▶ _WHAT YOU NEED TO DO_
Can you lay out every line of the material below as a Markdown table with the columns "Row" and "Line", numbering the rows and skipping blank lines and pictures?

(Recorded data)
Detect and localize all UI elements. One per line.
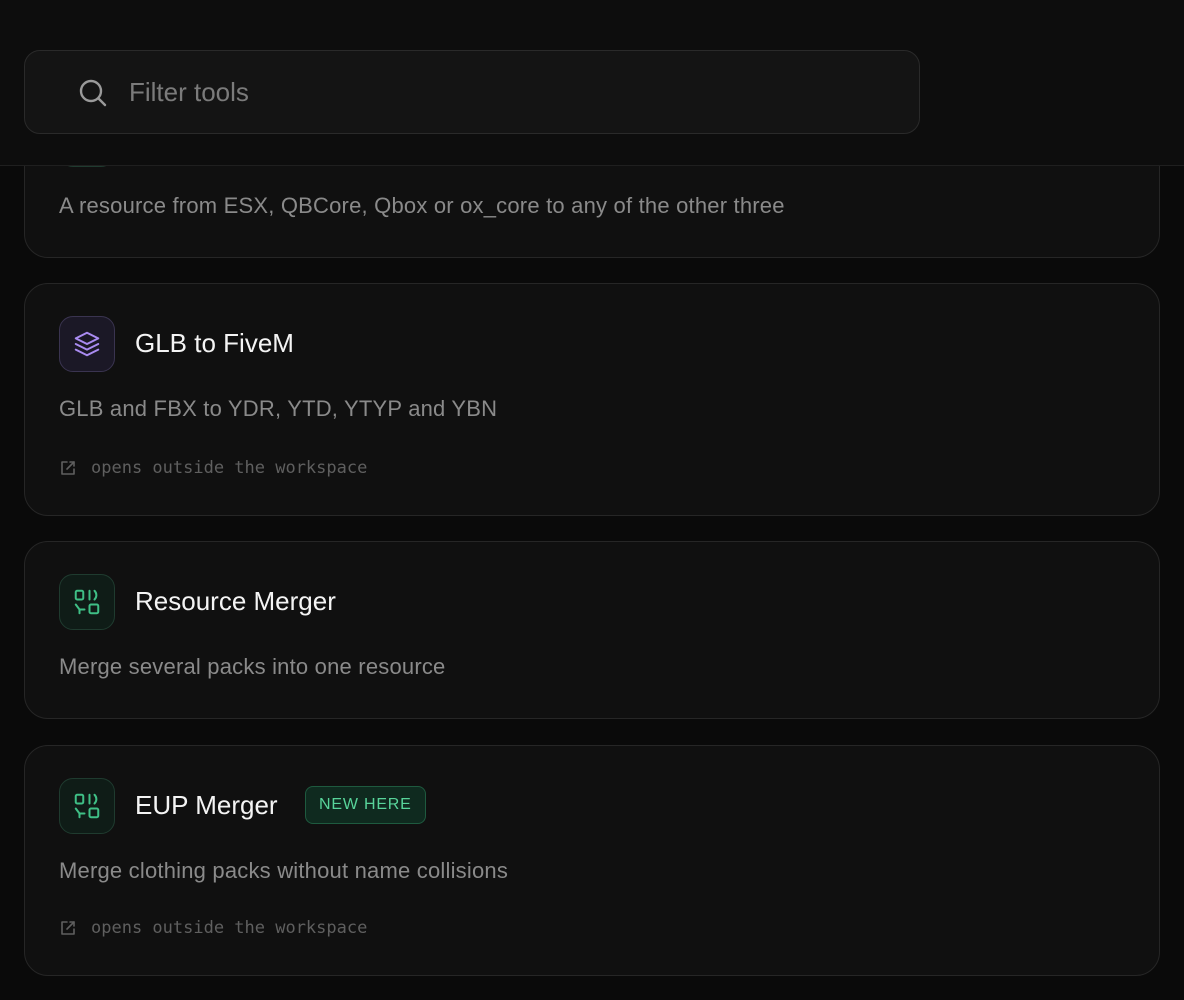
external-link-icon (61, 461, 75, 475)
tool-card-description: A resource from ESX, QBCore, Qbox or ox_… (59, 193, 785, 218)
tool-card-title: GLB to FiveM (135, 328, 294, 358)
tools-header (0, 0, 1184, 166)
external-note-label: opens outside the workspace (91, 458, 368, 478)
external-link-icon (61, 921, 75, 935)
merge-icon (59, 574, 115, 630)
tool-card-resource-merger[interactable]: Resource Merger Merge several packs into… (24, 541, 1160, 719)
external-note: opens outside the workspace (59, 918, 367, 938)
tools-page: A resource from ESX, QBCore, Qbox or ox_… (0, 0, 1184, 1000)
tool-card-description: GLB and FBX to YDR, YTD, YTYP and YBN (59, 396, 498, 421)
external-note: opens outside the workspace (59, 458, 367, 478)
tool-card-title: EUP Merger (135, 790, 278, 820)
tool-card-description: Merge several packs into one resource (59, 654, 446, 679)
tool-card-glb-to-fivem[interactable]: GLB to FiveM GLB and FBX to YDR, YTD, YT… (24, 283, 1160, 516)
search-icon (79, 79, 107, 107)
tool-card-title: Resource Merger (135, 586, 336, 616)
filter-search-box[interactable] (24, 50, 920, 134)
tool-card-eup-merger[interactable]: EUP Merger NEW HERE Merge clothing packs… (24, 745, 1160, 976)
merge-icon (59, 778, 115, 834)
layers-icon (59, 316, 115, 372)
new-badge: NEW HERE (305, 786, 426, 824)
tool-card-description: Merge clothing packs without name collis… (59, 858, 509, 883)
external-note-label: opens outside the workspace (91, 918, 368, 938)
filter-tools-input[interactable] (129, 51, 909, 133)
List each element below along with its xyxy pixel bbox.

▶ _OUTPUT FOR THIS TASK_
| Row | Line |
|---|---|
| 1 | Detect and localize all UI elements. One per line. |
| 2 | external-link-icon (61, 461, 75, 475) |
| 3 | tool-card-description: A resource from ESX, QBCore, Qbox or ox_… (59, 193, 785, 218) |
| 4 | tool-card-title: GLB to FiveM (135, 328, 294, 358) |
| 5 | tools-header (0, 0, 1184, 166) |
| 6 | external-note-label: opens outside the workspace (91, 458, 368, 478) |
| 7 | external-link-icon (61, 921, 75, 935) |
| 8 | merge-icon (59, 574, 115, 630) |
| 9 | tool-card-resource-merger[interactable]: Resource Merger Merge several packs into… (24, 541, 1160, 719) |
| 10 | external-note: opens outside the workspace (59, 918, 367, 938) |
| 11 | tools-page: A resource from ESX, QBCore, Qbox or ox_… (0, 0, 1184, 1000) |
| 12 | tool-card-description: GLB and FBX to YDR, YTD, YTYP and YBN (59, 396, 498, 421) |
| 13 | external-note: opens outside the workspace (59, 458, 367, 478) |
| 14 | tool-card-title: EUP Merger (135, 790, 278, 820) |
| 15 | tool-card-description: Merge several packs into one resource (59, 654, 446, 679) |
| 16 | tool-card-glb-to-fivem[interactable]: GLB to FiveM GLB and FBX to YDR, YTD, YT… (24, 283, 1160, 516) |
| 17 | search-icon (79, 79, 107, 107) |
| 18 | tool-card-title: Resource Merger (135, 586, 336, 616) |
| 19 | filter-search-box[interactable] (24, 50, 920, 134) |
| 20 | tool-card-eup-merger[interactable]: EUP Merger NEW HERE Merge clothing packs… (24, 745, 1160, 976) |
| 21 | merge-icon (59, 778, 115, 834) |
| 22 | layers-icon (59, 316, 115, 372) |
| 23 | new-badge: NEW HERE (305, 786, 426, 824) |
| 24 | tool-card-description: Merge clothing packs without name collis… (59, 858, 509, 883) |
| 25 | external-note-label: opens outside the workspace (91, 918, 368, 938) |
| 26 | filter-tools-input[interactable] (129, 51, 909, 133) |
| 27 | List each element below along with its xyxy pixel bbox. |